• _YOUR GOAL_
Each entry must be reproduced precisely as it stands.

• _INPUT RECORDS_
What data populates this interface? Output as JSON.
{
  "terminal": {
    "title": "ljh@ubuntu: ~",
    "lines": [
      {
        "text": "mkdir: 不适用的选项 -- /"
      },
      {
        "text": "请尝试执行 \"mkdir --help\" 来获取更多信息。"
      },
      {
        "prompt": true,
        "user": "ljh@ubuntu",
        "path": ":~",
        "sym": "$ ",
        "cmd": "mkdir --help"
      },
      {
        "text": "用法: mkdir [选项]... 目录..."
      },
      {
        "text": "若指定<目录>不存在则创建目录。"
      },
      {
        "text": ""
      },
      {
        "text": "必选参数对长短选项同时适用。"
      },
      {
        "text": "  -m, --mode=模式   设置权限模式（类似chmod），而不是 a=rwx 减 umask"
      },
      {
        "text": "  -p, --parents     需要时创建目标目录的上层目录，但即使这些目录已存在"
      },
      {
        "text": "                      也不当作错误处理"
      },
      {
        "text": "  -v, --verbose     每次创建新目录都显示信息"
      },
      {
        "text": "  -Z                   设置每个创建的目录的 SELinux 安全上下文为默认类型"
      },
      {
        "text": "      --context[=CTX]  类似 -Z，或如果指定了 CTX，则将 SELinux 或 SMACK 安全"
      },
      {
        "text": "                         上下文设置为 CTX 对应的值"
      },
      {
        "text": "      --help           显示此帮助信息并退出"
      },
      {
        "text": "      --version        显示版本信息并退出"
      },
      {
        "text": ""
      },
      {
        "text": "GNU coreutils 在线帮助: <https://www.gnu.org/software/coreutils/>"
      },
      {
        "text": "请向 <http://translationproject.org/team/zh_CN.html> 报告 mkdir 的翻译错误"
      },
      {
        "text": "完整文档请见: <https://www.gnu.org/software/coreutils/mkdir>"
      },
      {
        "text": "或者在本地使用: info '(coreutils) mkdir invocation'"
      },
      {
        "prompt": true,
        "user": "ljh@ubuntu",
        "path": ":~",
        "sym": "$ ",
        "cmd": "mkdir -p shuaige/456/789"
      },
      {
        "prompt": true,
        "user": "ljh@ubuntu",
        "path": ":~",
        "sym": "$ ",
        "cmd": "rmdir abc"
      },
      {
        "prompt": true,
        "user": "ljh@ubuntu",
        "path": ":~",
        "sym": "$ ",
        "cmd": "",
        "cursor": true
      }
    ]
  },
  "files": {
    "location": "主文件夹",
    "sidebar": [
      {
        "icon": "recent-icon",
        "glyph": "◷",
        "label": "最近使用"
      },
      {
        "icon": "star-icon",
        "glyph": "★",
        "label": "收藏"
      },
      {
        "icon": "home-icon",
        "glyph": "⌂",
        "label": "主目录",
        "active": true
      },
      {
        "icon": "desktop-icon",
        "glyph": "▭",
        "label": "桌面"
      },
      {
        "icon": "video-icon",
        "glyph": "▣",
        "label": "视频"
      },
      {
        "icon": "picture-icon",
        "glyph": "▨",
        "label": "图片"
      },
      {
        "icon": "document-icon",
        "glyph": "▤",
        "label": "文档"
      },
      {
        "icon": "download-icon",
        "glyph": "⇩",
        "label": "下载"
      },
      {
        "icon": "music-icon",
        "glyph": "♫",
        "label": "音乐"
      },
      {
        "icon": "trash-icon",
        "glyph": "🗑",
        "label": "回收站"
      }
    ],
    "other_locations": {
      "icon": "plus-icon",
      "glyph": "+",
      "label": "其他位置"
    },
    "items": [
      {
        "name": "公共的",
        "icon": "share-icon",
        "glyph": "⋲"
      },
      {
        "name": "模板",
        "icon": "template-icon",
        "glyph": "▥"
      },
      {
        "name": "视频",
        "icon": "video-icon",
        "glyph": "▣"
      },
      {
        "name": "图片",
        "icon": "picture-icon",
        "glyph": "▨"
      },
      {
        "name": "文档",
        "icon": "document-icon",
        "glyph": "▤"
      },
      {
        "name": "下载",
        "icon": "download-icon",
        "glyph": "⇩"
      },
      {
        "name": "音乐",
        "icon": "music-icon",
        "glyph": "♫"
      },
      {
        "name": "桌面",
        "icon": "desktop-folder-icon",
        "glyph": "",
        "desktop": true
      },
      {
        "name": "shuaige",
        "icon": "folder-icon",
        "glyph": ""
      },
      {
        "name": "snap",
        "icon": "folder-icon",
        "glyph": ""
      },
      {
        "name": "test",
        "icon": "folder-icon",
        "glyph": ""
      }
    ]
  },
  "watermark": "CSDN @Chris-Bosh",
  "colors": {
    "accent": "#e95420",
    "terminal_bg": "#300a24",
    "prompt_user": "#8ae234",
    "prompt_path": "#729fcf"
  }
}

• _COMPLETE OUTPUT_
What data populates this interface? Output as JSON.
{
  "terminal": {
    "title": "ljh@ubuntu: ~",
    "lines": [
      {
        "text": "mkdir: 不适用的选项 -- /"
      },
      {
        "text": "请尝试执行 \"mkdir --help\" 来获取更多信息。"
      },
      {
        "prompt": true,
        "user": "ljh@ubuntu",
        "path": ":~",
        "sym": "$ ",
        "cmd": "mkdir --help"
      },
      {
        "text": "用法: mkdir [选项]... 目录..."
      },
      {
        "text": "若指定<目录>不存在则创建目录。"
      },
      {
        "text": ""
      },
      {
        "text": "必选参数对长短选项同时适用。"
      },
      {
        "text": "  -m, --mode=模式   设置权限模式（类似chmod），而不是 a=rwx 减 umask"
      },
      {
        "text": "  -p, --parents     需要时创建目标目录的上层目录，但即使这些目录已存在"
      },
      {
        "text": "                      也不当作错误处理"
      },
      {
        "text": "  -v, --verbose     每次创建新目录都显示信息"
      },
      {
        "text": "  -Z                   设置每个创建的目录的 SELinux 安全上下文为默认类型"
      },
      {
        "text": "      --context[=CTX]  类似 -Z，或如果指定了 CTX，则将 SELinux 或 SMACK 安全"
      },
      {
        "text": "                         上下文设置为 CTX 对应的值"
      },
      {
        "text": "      --help           显示此帮助信息并退出"
      },
      {
        "text": "      --version        显示版本信息并退出"
      },
      {
        "text": ""
      },
      {
        "text": "GNU coreutils 在线帮助: <https://www.gnu.org/software/coreutils/>"
      },
      {
        "text": "请向 <http://translationproject.org/team/zh_CN.html> 报告 mkdir 的翻译错误"
      },
      {
        "text": "完整文档请见: <https://www.gnu.org/software/coreutils/mkdir>"
      },
      {
        "text": "或者在本地使用: info '(coreutils) mkdir invocation'"
      },
      {
        "prompt": true,
        "user": "ljh@ubuntu",
        "path": ":~",
        "sym": "$ ",
        "cmd": "mkdir -p shuaige/456/789"
      },
      {
        "prompt": true,
        "user": "ljh@ubuntu",
        "path": ":~",
        "sym": "$ ",
        "cmd": "rmdir abc"
      },
      {
        "prompt": true,
        "user": "ljh@ubuntu",
        "path": ":~",
        "sym": "$ ",
        "cmd": "",
        "cursor": true
      }
    ]
  },
  "files": {
    "location": "主文件夹",
    "sidebar": [
      {
        "icon": "recent-icon",
        "glyph": "◷",
        "label": "最近使用"
      },
      {
        "icon": "star-icon",
        "glyph": "★",
        "label": "收藏"
      },
      {
        "icon": "home-icon",
        "glyph": "⌂",
        "label": "主目录",
        "active": true
      },
      {
        "icon": "desktop-icon",
        "glyph": "▭",
        "label": "桌面"
      },
      {
        "icon": "video-icon",
        "glyph": "▣",
        "label": "视频"
      },
      {
        "icon": "picture-icon",
        "glyph": "▨",
        "label": "图片"
      },
      {
        "icon": "document-icon",
        "glyph": "▤",
        "label": "文档"
      },
      {
        "icon": "download-icon",
        "glyph": "⇩",
        "label": "下载"
      },
      {
        "icon": "music-icon",
        "glyph": "♫",
        "label": "音乐"
      },
      {
        "icon": "trash-icon",
        "glyph": "🗑",
        "label": "回收站"
      }
    ],
    "other_locations": {
      "icon": "plus-icon",
      "glyph": "+",
      "label": "其他位置"
    },
    "items": [
      {
        "name": "公共的",
        "icon": "share-icon",
        "glyph": "⋲"
      },
      {
        "name": "模板",
        "icon": "template-icon",
        "glyph": "▥"
      },
      {
        "name": "视频",
        "icon": "video-icon",
        "glyph": "▣"
      },
      {
        "name": "图片",
        "icon": "picture-icon",
        "glyph": "▨"
      },
      {
        "name": "文档",
        "icon": "document-icon",
        "glyph": "▤"
      },
      {
        "name": "下载",
        "icon": "download-icon",
        "glyph": "⇩"
      },
      {
        "name": "音乐",
        "icon": "music-icon",
        "glyph": "♫"
      },
      {
        "name": "桌面",
        "icon": "desktop-folder-icon",
        "glyph": "",
        "desktop": true
      },
      {
        "name": "shuaige",
        "icon": "folder-icon",
        "glyph": ""
      },
      {
        "name": "snap",
        "icon": "folder-icon",
        "glyph": ""
      },
      {
        "name": "test",
        "icon": "folder-icon",
        "glyph": ""
      }
    ]
  },
  "watermark": "CSDN @Chris-Bosh",
  "colors": {
    "accent": "#e95420",
    "terminal_bg": "#300a24",
    "prompt_user": "#8ae234",
    "prompt_path": "#729fcf"
  }
}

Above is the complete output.